» **DATA RECORDS**:

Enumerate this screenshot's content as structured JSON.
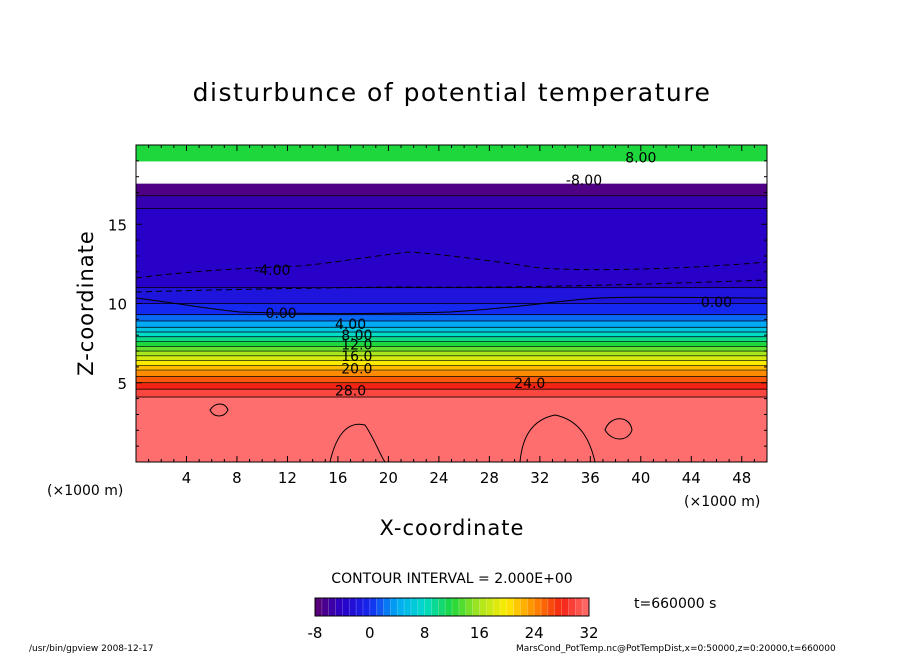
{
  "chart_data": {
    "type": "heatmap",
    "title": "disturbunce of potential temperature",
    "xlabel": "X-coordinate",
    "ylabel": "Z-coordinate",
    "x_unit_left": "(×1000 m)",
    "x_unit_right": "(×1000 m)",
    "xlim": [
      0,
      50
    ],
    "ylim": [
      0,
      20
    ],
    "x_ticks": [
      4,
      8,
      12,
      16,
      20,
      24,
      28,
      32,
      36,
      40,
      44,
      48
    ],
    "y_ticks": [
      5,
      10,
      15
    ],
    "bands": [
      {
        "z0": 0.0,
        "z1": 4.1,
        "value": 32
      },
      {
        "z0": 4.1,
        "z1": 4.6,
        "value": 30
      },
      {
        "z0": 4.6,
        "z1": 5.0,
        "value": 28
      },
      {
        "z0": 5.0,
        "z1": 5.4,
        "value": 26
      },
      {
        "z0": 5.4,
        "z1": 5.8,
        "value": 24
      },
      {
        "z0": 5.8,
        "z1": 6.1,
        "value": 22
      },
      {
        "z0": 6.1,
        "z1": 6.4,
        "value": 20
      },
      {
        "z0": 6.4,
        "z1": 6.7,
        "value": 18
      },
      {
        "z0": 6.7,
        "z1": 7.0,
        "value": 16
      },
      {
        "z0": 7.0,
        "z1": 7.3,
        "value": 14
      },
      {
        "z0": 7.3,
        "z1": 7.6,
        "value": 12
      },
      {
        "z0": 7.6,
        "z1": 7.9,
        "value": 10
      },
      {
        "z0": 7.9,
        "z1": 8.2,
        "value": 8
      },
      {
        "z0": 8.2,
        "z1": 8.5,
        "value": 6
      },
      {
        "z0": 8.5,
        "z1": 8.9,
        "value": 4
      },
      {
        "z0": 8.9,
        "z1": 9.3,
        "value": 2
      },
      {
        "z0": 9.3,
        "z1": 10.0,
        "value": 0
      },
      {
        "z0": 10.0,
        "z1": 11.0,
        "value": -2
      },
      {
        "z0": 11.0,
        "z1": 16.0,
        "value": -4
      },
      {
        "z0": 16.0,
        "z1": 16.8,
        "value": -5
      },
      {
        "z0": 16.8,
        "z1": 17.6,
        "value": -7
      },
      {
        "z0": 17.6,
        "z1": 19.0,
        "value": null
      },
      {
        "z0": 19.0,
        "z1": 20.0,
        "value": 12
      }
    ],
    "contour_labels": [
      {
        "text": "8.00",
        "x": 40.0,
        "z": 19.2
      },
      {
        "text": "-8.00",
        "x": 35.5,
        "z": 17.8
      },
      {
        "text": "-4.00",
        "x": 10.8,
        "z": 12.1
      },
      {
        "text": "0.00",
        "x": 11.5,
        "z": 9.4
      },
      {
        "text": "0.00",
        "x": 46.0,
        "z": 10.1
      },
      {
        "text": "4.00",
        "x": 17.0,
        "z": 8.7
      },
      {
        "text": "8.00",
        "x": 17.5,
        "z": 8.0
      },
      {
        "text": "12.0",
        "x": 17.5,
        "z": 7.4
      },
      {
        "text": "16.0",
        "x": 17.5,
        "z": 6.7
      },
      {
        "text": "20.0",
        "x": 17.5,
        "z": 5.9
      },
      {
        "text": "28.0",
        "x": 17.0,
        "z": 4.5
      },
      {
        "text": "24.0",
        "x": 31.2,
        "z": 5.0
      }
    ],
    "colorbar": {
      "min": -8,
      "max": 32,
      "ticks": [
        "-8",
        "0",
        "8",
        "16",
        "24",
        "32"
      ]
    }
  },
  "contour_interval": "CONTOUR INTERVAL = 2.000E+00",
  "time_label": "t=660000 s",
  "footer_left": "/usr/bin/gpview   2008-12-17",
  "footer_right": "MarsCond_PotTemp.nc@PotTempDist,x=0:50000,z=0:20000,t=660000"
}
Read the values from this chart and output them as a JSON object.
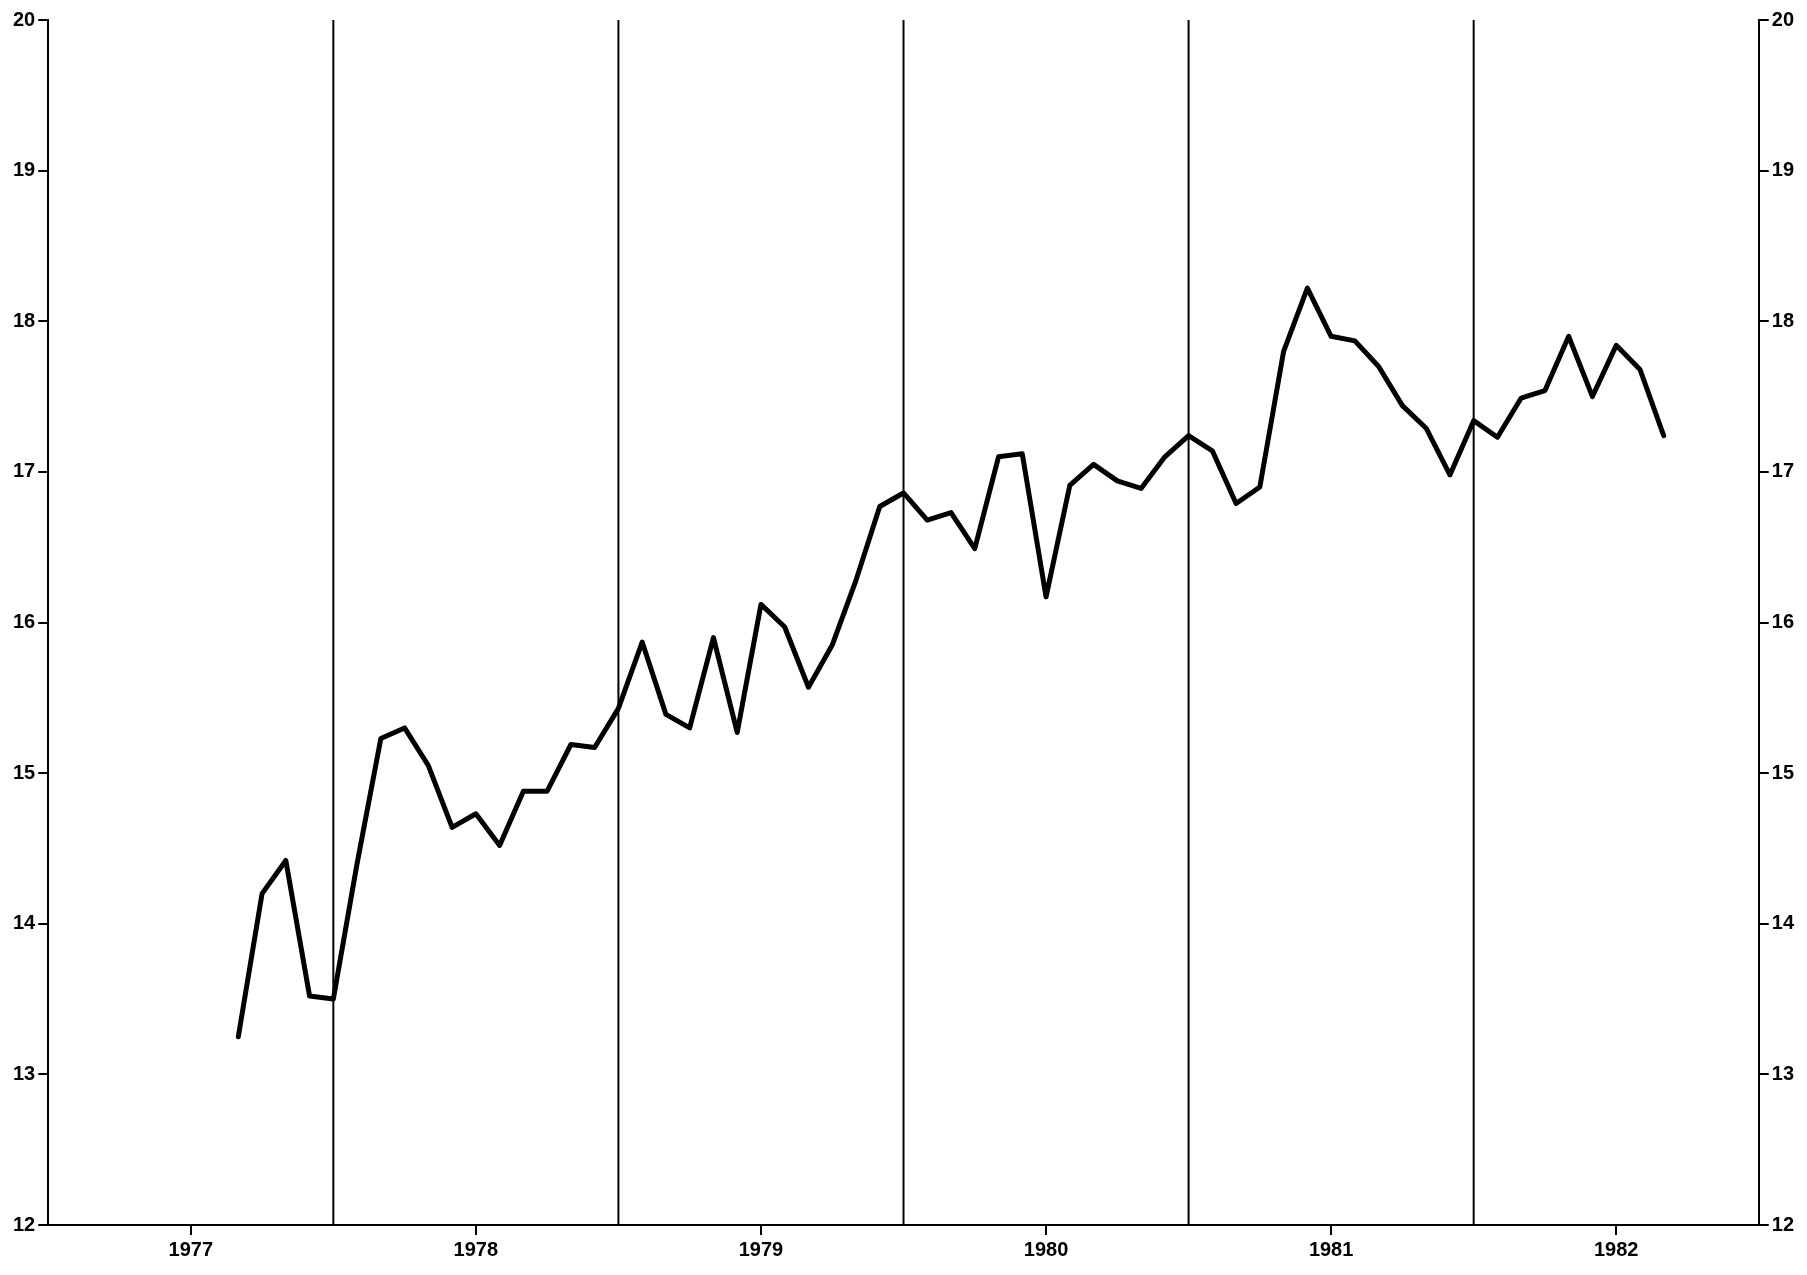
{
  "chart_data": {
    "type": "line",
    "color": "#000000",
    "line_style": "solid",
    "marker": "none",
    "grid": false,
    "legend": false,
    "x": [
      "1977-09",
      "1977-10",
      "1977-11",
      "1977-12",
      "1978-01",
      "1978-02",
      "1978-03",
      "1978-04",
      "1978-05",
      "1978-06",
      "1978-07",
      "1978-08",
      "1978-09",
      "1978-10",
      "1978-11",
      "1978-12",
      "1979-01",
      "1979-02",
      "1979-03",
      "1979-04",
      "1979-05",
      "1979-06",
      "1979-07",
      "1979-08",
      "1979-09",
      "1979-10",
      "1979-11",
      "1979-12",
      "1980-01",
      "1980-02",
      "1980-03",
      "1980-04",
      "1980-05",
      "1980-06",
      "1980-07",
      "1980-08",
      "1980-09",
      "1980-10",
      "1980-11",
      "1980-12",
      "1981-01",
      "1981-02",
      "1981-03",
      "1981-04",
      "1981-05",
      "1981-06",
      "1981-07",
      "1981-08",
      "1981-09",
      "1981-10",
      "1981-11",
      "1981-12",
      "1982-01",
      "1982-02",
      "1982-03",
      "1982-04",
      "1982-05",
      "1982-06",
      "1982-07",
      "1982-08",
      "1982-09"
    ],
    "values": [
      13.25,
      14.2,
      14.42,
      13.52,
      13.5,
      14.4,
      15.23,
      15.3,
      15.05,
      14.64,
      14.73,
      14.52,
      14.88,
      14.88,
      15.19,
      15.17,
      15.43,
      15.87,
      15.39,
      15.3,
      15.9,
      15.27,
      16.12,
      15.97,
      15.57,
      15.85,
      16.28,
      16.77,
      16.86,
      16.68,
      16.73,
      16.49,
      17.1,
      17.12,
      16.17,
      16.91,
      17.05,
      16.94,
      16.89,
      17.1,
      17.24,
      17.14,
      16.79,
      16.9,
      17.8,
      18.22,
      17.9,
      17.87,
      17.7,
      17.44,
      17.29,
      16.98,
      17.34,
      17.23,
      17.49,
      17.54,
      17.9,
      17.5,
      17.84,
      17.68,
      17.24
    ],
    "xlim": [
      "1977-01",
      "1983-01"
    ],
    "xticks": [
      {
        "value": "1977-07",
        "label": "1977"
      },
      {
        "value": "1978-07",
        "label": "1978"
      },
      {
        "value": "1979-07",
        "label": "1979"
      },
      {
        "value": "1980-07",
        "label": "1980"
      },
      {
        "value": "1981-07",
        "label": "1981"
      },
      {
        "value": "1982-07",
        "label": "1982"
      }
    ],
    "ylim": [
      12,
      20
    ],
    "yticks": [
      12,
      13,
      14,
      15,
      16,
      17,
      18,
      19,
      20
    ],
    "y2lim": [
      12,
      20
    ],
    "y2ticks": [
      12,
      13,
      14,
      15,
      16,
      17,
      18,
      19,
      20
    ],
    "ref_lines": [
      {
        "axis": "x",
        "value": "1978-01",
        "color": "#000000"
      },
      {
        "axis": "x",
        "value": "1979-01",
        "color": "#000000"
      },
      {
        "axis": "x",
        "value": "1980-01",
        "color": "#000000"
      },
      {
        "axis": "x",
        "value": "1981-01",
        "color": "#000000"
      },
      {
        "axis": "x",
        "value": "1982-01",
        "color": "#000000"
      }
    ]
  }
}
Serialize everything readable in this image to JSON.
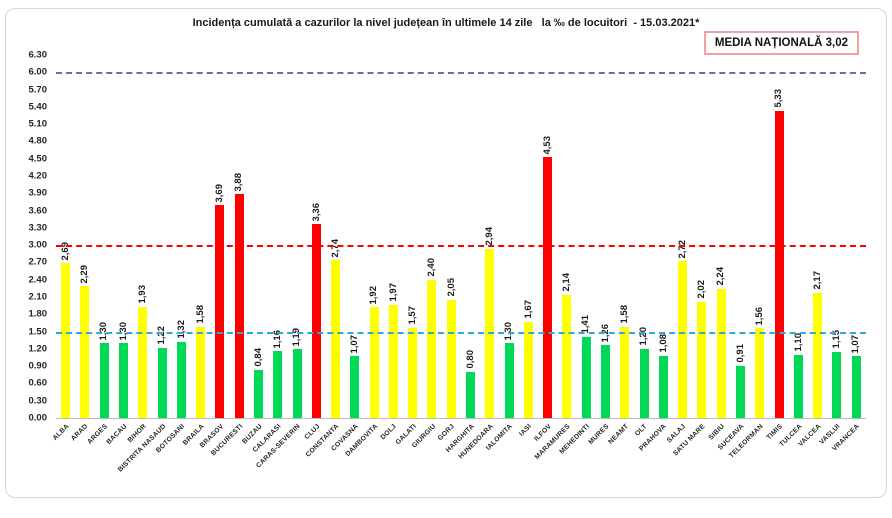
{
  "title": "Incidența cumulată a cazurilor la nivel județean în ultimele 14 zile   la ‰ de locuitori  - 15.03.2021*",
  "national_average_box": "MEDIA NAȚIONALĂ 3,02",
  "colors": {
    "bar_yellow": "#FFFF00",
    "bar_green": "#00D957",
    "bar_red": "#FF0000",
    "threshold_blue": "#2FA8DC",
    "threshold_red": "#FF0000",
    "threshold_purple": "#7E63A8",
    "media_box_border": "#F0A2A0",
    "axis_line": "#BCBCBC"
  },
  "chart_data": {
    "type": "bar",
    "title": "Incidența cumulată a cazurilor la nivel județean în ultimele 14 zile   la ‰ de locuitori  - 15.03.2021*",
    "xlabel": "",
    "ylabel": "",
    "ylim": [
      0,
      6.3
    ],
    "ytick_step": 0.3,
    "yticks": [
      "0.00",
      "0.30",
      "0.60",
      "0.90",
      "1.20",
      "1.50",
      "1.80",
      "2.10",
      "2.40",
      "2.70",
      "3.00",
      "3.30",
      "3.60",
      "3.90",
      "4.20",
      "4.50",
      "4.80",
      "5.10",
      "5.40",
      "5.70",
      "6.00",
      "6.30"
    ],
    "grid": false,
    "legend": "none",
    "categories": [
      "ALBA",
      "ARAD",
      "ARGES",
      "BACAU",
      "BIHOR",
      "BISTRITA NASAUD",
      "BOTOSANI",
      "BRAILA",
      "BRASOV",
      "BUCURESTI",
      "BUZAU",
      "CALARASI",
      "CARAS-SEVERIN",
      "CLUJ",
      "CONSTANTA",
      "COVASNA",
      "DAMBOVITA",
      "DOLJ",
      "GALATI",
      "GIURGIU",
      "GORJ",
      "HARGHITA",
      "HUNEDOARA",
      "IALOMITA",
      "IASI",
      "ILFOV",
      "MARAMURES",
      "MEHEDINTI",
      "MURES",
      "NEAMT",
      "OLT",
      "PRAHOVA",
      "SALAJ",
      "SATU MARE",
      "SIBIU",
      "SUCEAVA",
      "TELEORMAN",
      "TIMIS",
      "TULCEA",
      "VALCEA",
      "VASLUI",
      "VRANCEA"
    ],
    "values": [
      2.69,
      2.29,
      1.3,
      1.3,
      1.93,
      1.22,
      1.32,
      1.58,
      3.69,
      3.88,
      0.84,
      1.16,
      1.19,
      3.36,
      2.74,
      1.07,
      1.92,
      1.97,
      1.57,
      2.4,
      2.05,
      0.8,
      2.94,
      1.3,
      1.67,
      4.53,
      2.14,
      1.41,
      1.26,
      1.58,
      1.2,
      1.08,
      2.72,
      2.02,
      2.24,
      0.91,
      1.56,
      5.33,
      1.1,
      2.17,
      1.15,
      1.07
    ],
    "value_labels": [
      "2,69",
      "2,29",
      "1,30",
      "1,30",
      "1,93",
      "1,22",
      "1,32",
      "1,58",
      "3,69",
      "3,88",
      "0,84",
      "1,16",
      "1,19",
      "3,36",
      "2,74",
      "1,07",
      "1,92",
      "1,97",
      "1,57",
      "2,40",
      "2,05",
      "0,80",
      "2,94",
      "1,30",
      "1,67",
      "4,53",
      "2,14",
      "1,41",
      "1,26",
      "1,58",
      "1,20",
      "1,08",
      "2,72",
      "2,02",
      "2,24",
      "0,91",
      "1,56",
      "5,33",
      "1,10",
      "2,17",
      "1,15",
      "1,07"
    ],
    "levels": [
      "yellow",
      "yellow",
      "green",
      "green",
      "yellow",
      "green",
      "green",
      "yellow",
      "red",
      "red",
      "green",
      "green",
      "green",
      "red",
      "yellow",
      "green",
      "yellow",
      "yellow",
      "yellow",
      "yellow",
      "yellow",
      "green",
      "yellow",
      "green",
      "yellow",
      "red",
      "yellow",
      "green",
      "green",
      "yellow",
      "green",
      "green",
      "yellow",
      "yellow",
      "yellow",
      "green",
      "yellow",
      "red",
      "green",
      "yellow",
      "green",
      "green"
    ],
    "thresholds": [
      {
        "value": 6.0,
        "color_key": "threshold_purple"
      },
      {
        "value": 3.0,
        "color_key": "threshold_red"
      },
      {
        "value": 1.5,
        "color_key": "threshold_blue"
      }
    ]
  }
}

» **YOUR OBJECTIVE**: Using the listing above, show every line that includes the string "nivel".

» **TASK RESPONSE**:
  "title": "Incidența cumulată a cazurilor la nivel județean în ultimele 14 zile   la ‰ de locuitori  - 15.03.2021*",
    "title": "Incidența cumulată a cazurilor la nivel județean în ultimele 14 zile   la ‰ de locuitori  - 15.03.2021*",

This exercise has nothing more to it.